Fact-Checking Is Ineffective Where It Counts:

 

https://www.psycholo...where-it-counts

 

Fact-checking has become an article of faith in the era of dueling facts. The problem is that many psychological mechanisms work against it. And the available evidence indicates that it does not change perceptions. If fact-checkers insist on admitting the evidence, why won’t they admit that fact-checking is not working?

 

 

 

Studies indicate that citizens resist fact-checking messages that oppose their prior beliefs, especially if the appeals clash with their partisan leanings. Perhaps even more interesting are findings suggesting that attempts at correction may actually induce greater confidence (the backfire effect). And even apparent corrections may mask the persistence and re-emergence of prior beliefs, or what have been called “belief echoes.” While many advocates and scholars maintain a stubborn support of the fact-checking industry, their views of its efficacy are more hopeful than empirical.

[Annotated element entries]

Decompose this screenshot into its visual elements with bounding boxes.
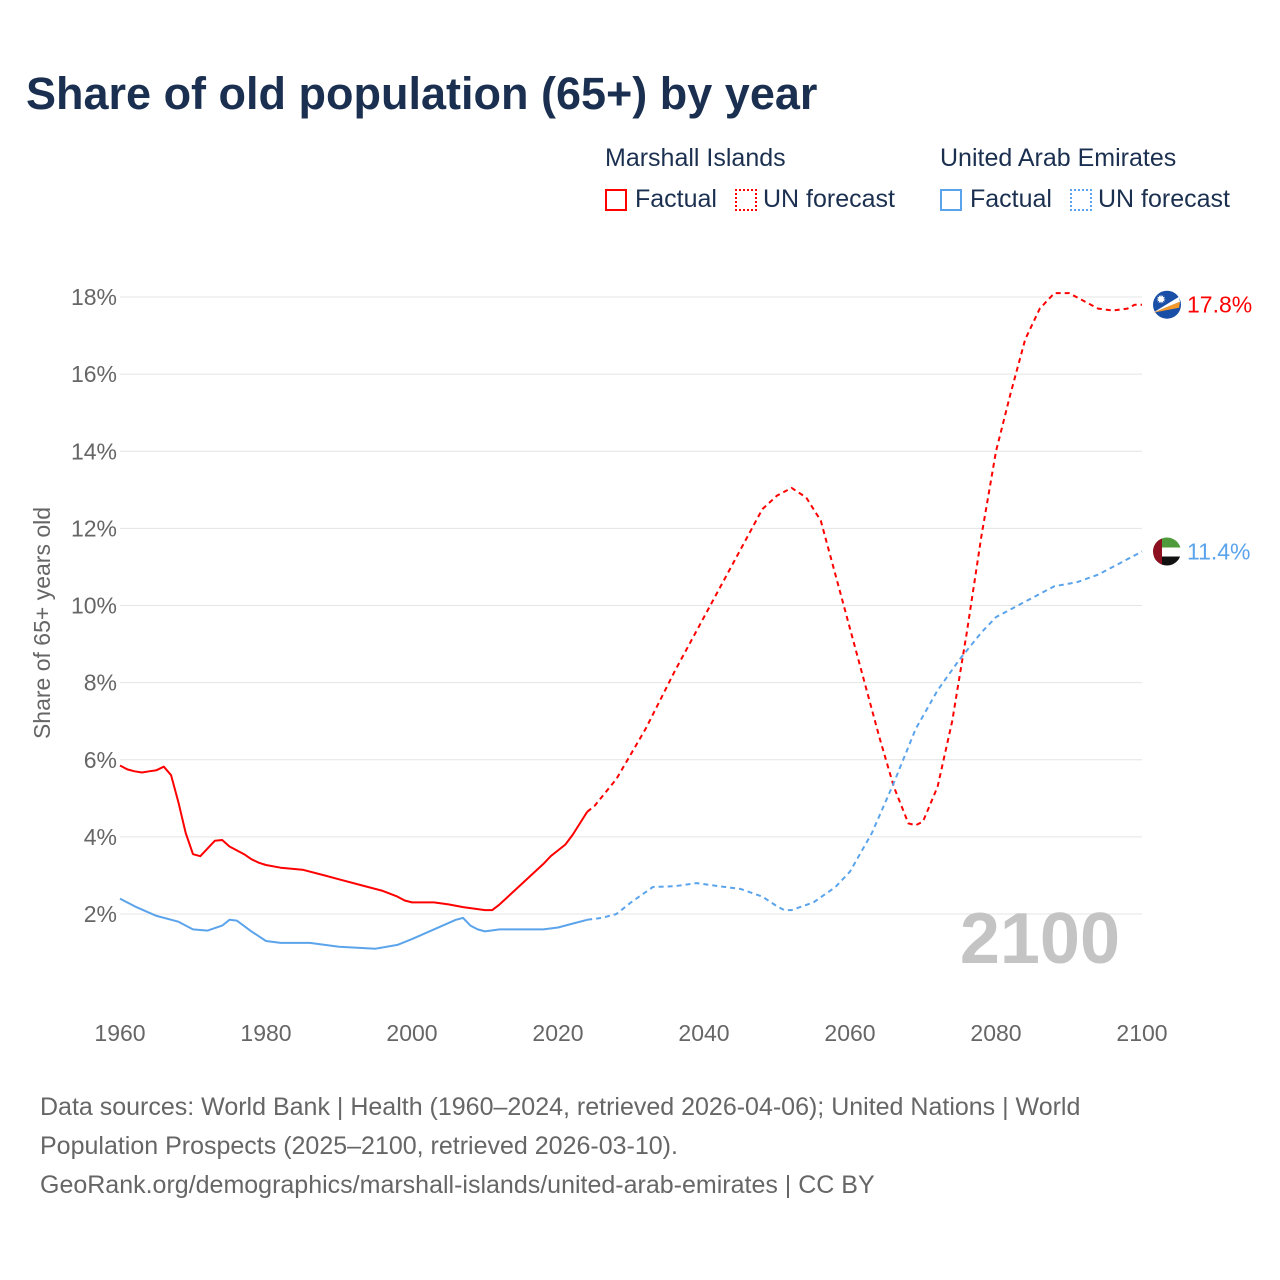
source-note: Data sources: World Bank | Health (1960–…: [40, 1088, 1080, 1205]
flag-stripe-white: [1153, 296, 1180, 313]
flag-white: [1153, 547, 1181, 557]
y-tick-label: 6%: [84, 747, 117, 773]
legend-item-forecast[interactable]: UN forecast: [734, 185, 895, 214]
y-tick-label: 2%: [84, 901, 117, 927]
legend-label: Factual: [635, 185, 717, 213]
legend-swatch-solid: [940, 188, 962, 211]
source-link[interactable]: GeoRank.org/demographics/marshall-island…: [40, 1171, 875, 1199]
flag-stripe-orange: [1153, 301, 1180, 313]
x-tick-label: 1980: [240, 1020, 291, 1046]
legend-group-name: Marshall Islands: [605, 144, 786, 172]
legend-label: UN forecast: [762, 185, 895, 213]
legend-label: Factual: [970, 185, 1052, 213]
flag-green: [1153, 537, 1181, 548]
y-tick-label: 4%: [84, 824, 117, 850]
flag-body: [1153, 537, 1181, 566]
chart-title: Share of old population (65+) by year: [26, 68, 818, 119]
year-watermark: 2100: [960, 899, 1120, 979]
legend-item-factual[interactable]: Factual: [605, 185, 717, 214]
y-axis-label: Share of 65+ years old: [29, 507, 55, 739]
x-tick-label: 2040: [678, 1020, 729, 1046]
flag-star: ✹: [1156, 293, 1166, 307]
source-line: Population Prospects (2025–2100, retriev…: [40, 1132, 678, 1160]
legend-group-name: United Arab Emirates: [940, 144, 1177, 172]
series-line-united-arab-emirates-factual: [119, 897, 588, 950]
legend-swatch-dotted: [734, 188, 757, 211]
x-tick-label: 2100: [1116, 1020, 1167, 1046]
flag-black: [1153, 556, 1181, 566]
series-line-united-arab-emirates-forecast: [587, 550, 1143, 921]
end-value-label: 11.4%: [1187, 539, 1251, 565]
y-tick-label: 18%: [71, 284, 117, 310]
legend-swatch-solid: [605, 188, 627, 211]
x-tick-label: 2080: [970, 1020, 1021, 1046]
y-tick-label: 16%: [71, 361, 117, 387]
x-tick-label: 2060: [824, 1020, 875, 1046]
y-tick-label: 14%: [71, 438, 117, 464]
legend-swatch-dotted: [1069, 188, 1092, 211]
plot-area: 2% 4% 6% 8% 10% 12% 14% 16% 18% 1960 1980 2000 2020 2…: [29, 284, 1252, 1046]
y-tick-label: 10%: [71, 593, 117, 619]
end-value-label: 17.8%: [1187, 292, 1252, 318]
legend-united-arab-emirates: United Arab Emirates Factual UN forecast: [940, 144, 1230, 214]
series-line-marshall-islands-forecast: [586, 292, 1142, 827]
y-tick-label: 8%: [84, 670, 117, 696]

=== TO BE DONE ===
1 > Pull out the portion of the fact-checking passage that begins at "https://www.psycholo...where-it-counts" and ends after "is not working?", copying it word for word.
2 > Write the next part of the passage on fact-checking, picking up after its final sentence.

=== OUTPUTS BY TASK ===
1 >
https://www.psycholo...where-it-counts

 

Fact-checking has become an article of faith in the era of dueling facts. The problem is that many psychological mechanisms work against it. And the available evidence indicates that it does not change perceptions. If fact-checkers insist on admitting the evidence, why won’t they admit that fact-checking is not working?

2 >
Fact-checkers are fighting against two dominant problems in how ordinary people react to their reporting. The first is the broad set of psychological mechanisms that support resistance to opposing information (which are especially strong among more educated citizens). If voters were rational consumers of information, fact-checking might work. But we know that non-rational and psychological forces abound. Perhaps the lead actors are selective cognition, group conformity, and motivated reasoning. Humans process information in a highly selective way. We can’t give equal weight to the millions of possible inputs, so we only pay attention to some, accept some, and remember some. The information we select tends to be the pieces that reinforce our prior views and positive perceptions of ourselves; the rest we tend to overlook.

 

 

 

Conformity to the beliefs of our group is another core mechanism that warps our perceptions. Social proof is the term for relying on the judgment of others when we are in doubt. And the others we trust the most are ones who are like us. But the real heart of conformity is the price paid for disagreement. As Somerset Maugham phrased it in The Moon and Sixpence, “The desire for approbation is perhaps the most deeply seated instinct of civilized man.” The most famous psychology study of conformity was not about dress or language or politics, but about conformity of perceptions.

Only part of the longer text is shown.